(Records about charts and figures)
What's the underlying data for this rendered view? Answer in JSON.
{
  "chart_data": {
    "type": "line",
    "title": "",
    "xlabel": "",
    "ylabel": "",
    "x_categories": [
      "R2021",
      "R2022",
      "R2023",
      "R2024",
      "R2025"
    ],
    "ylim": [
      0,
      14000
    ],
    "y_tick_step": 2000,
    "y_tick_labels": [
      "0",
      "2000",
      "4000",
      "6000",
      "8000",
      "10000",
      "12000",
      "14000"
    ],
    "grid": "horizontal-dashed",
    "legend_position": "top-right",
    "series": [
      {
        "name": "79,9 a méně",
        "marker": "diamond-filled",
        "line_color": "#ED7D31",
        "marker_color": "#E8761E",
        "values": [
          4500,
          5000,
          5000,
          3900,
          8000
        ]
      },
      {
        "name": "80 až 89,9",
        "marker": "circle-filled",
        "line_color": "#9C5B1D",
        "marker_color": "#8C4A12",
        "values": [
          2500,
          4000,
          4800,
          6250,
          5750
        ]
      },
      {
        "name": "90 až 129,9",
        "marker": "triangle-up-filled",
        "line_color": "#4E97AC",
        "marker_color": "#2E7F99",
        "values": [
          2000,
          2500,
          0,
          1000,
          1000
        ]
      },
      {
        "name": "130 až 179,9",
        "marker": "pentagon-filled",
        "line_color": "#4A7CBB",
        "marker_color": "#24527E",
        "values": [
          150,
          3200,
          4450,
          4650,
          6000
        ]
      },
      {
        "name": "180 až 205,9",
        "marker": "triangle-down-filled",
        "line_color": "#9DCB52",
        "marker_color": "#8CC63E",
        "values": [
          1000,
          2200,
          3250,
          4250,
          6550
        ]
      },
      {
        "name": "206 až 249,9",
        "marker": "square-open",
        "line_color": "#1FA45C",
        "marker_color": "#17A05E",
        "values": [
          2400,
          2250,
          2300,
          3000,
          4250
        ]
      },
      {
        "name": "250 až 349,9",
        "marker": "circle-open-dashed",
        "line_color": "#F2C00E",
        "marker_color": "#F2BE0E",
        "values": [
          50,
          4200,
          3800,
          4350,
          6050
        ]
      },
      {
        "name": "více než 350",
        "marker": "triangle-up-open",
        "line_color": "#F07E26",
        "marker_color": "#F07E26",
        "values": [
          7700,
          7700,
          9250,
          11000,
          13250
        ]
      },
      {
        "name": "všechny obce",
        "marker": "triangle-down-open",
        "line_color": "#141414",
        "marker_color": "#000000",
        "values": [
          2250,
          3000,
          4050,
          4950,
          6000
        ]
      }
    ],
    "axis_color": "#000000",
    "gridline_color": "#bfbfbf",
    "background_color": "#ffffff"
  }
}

## Job
Look through the entries and return every line where "open" appears.

## Exercise result
        "marker": "square-open",
        "marker": "circle-open-dashed",
        "marker": "triangle-up-open",
        "marker": "triangle-down-open",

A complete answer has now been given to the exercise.